» **Data extract**

┄┄┄┄┄┄┄┄┄┄┄┄┄┄┄┄┄┄┄┄

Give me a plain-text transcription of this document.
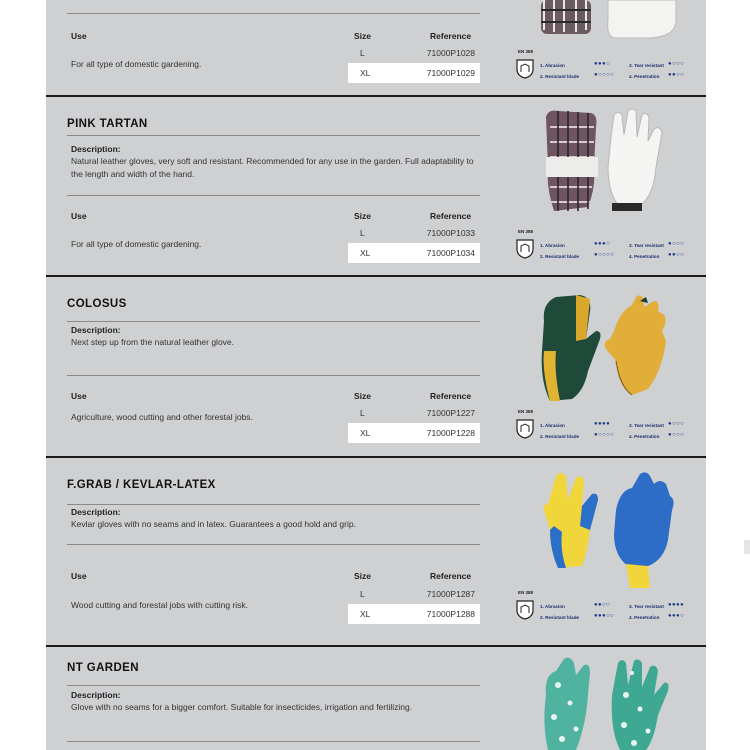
Use	Size	Reference
For all type of domestic gardening.
L	71000P1028
XL	71000P1029
EN 388
1. Abrasion	●●●○
2. Resistant blade ●○○○○
3. Tear resistant ●○○○
4. Penetration ●●○○
PINK TARTAN
Description:
Natural leather gloves, very soft and resistant. Recommended for any use in the garden. Full adaptability to the length and width of the hand.
Use	Size	Reference
For all type of domestic gardening.
L	71000P1033
XL	71000P1034
EN 388
1. Abrasion	●●●○
2. Resistant blade ●○○○○
3. Tear resistant ●○○○
4. Penetration ●●○○
COLOSUS
Description:
Next step up from the natural leather glove.
Use	Size	Reference
Agriculture, wood cutting and other forestal jobs.	L	71000P1227
XL	71000P1228
EN 388
1. Abrasion	●●●●
2. Resistant blade ●○○○○
3. Tear resistant ●○○○
4. Penetration ●○○○
F.GRAB / KEVLAR-LATEX
Description:
Kevlar gloves with no seams and in latex. Guarantees a good hold and grip.
Use	Size	Reference
Wood cutting and forestal jobs with cutting risk.
L	71000P1287
XL	71000P1288
EN 388
1. Abrasion	●●○○
2. Resistant blade ●●●○○
3. Tear resistant ●●●●
4. Penetration ●●●○
NT GARDEN
Description:
Glove with no seams for a bigger comfort. Suitable for insecticides, irrigation and fertilizing.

┄┄┄┄┄┄┄┄┄┄┄┄┄┄┄┄┄┄┄┄

» **Problem statement**
Find the lines containing "forestal" and pull them out.

» **Reply**
Agriculture, wood cutting and other forestal jobs.	L	71000P1227
Wood cutting and forestal jobs with cutting risk.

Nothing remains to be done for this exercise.